* _Given task_:
Print the data exactly as it is given, please.

* _Information shown_:

-.-.-

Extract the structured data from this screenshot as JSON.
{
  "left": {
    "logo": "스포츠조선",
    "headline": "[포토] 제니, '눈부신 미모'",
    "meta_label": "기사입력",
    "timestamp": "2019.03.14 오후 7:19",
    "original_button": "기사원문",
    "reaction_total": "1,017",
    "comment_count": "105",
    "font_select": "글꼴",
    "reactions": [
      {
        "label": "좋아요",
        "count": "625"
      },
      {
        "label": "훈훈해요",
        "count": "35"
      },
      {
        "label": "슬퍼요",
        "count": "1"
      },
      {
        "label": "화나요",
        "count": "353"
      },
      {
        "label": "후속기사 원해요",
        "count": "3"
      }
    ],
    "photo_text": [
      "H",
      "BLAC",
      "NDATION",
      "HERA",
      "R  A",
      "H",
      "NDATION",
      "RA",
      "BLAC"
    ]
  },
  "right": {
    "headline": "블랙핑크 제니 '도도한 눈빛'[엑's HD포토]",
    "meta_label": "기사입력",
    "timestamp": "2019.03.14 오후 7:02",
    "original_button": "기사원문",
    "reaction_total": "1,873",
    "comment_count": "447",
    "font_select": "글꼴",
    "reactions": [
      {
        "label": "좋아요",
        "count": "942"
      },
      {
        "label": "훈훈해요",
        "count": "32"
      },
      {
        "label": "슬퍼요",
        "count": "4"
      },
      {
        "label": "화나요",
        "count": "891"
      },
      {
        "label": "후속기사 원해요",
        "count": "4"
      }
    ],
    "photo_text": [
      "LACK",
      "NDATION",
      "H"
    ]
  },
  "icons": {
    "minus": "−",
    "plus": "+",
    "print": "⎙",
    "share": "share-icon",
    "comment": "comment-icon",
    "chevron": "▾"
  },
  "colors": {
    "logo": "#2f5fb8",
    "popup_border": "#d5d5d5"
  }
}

-.-.-

* _Finished exercise_:
Extract the structured data from this screenshot as JSON.
{
  "left": {
    "logo": "스포츠조선",
    "headline": "[포토] 제니, '눈부신 미모'",
    "meta_label": "기사입력",
    "timestamp": "2019.03.14 오후 7:19",
    "original_button": "기사원문",
    "reaction_total": "1,017",
    "comment_count": "105",
    "font_select": "글꼴",
    "reactions": [
      {
        "label": "좋아요",
        "count": "625"
      },
      {
        "label": "훈훈해요",
        "count": "35"
      },
      {
        "label": "슬퍼요",
        "count": "1"
      },
      {
        "label": "화나요",
        "count": "353"
      },
      {
        "label": "후속기사 원해요",
        "count": "3"
      }
    ],
    "photo_text": [
      "H",
      "BLAC",
      "NDATION",
      "HERA",
      "R  A",
      "H",
      "NDATION",
      "RA",
      "BLAC"
    ]
  },
  "right": {
    "headline": "블랙핑크 제니 '도도한 눈빛'[엑's HD포토]",
    "meta_label": "기사입력",
    "timestamp": "2019.03.14 오후 7:02",
    "original_button": "기사원문",
    "reaction_total": "1,873",
    "comment_count": "447",
    "font_select": "글꼴",
    "reactions": [
      {
        "label": "좋아요",
        "count": "942"
      },
      {
        "label": "훈훈해요",
        "count": "32"
      },
      {
        "label": "슬퍼요",
        "count": "4"
      },
      {
        "label": "화나요",
        "count": "891"
      },
      {
        "label": "후속기사 원해요",
        "count": "4"
      }
    ],
    "photo_text": [
      "LACK",
      "NDATION",
      "H"
    ]
  },
  "icons": {
    "minus": "−",
    "plus": "+",
    "print": "⎙",
    "share": "share-icon",
    "comment": "comment-icon",
    "chevron": "▾"
  },
  "colors": {
    "logo": "#2f5fb8",
    "popup_border": "#d5d5d5"
  }
}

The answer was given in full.